__What the task requires__: The listing below should be written out exactly; please include all of it.

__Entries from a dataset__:
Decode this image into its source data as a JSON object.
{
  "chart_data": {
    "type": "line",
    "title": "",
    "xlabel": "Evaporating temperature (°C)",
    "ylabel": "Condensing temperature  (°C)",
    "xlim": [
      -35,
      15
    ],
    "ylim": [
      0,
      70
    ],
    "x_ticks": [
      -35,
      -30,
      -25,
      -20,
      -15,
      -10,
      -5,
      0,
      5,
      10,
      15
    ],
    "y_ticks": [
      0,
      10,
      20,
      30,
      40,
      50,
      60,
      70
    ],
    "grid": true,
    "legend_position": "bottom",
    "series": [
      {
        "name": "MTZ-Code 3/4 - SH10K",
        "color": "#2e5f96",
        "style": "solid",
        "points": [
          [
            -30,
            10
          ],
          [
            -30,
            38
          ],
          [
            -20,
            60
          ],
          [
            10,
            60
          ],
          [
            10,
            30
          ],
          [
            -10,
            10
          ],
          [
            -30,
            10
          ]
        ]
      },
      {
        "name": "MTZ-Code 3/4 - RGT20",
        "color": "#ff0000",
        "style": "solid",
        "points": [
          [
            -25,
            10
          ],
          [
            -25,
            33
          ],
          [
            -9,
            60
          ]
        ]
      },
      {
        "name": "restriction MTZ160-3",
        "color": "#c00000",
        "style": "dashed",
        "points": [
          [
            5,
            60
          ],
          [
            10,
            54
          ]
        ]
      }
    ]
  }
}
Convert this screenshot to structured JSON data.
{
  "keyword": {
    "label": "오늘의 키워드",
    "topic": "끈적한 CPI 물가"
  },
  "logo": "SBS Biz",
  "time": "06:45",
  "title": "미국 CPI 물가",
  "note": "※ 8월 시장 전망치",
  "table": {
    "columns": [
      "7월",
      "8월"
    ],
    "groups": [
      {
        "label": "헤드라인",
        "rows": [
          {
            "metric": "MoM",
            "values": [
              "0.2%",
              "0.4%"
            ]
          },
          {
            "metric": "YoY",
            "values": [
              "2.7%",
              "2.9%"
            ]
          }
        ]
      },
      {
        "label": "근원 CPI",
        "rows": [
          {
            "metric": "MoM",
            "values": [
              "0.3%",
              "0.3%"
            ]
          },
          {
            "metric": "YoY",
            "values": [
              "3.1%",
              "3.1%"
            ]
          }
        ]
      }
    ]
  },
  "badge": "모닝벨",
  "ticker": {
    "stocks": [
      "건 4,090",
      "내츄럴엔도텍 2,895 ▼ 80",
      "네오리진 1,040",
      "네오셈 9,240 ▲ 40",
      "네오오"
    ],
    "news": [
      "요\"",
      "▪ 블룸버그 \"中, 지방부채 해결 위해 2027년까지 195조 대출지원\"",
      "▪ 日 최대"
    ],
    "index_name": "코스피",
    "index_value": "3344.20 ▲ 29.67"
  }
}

__Task solution__:
Decode this image into its source data as a JSON object.
{
  "chart_data": {
    "type": "line",
    "title": "",
    "xlabel": "Evaporating temperature (°C)",
    "ylabel": "Condensing temperature  (°C)",
    "xlim": [
      -35,
      15
    ],
    "ylim": [
      0,
      70
    ],
    "x_ticks": [
      -35,
      -30,
      -25,
      -20,
      -15,
      -10,
      -5,
      0,
      5,
      10,
      15
    ],
    "y_ticks": [
      0,
      10,
      20,
      30,
      40,
      50,
      60,
      70
    ],
    "grid": true,
    "legend_position": "bottom",
    "series": [
      {
        "name": "MTZ-Code 3/4 - SH10K",
        "color": "#2e5f96",
        "style": "solid",
        "points": [
          [
            -30,
            10
          ],
          [
            -30,
            38
          ],
          [
            -20,
            60
          ],
          [
            10,
            60
          ],
          [
            10,
            30
          ],
          [
            -10,
            10
          ],
          [
            -30,
            10
          ]
        ]
      },
      {
        "name": "MTZ-Code 3/4 - RGT20",
        "color": "#ff0000",
        "style": "solid",
        "points": [
          [
            -25,
            10
          ],
          [
            -25,
            33
          ],
          [
            -9,
            60
          ]
        ]
      },
      {
        "name": "restriction MTZ160-3",
        "color": "#c00000",
        "style": "dashed",
        "points": [
          [
            5,
            60
          ],
          [
            10,
            54
          ]
        ]
      }
    ]
  }
}
Convert this screenshot to structured JSON data.
{
  "keyword": {
    "label": "오늘의 키워드",
    "topic": "끈적한 CPI 물가"
  },
  "logo": "SBS Biz",
  "time": "06:45",
  "title": "미국 CPI 물가",
  "note": "※ 8월 시장 전망치",
  "table": {
    "columns": [
      "7월",
      "8월"
    ],
    "groups": [
      {
        "label": "헤드라인",
        "rows": [
          {
            "metric": "MoM",
            "values": [
              "0.2%",
              "0.4%"
            ]
          },
          {
            "metric": "YoY",
            "values": [
              "2.7%",
              "2.9%"
            ]
          }
        ]
      },
      {
        "label": "근원 CPI",
        "rows": [
          {
            "metric": "MoM",
            "values": [
              "0.3%",
              "0.3%"
            ]
          },
          {
            "metric": "YoY",
            "values": [
              "3.1%",
              "3.1%"
            ]
          }
        ]
      }
    ]
  },
  "badge": "모닝벨",
  "ticker": {
    "stocks": [
      "건 4,090",
      "내츄럴엔도텍 2,895 ▼ 80",
      "네오리진 1,040",
      "네오셈 9,240 ▲ 40",
      "네오오"
    ],
    "news": [
      "요\"",
      "▪ 블룸버그 \"中, 지방부채 해결 위해 2027년까지 195조 대출지원\"",
      "▪ 日 최대"
    ],
    "index_name": "코스피",
    "index_value": "3344.20 ▲ 29.67"
  }
}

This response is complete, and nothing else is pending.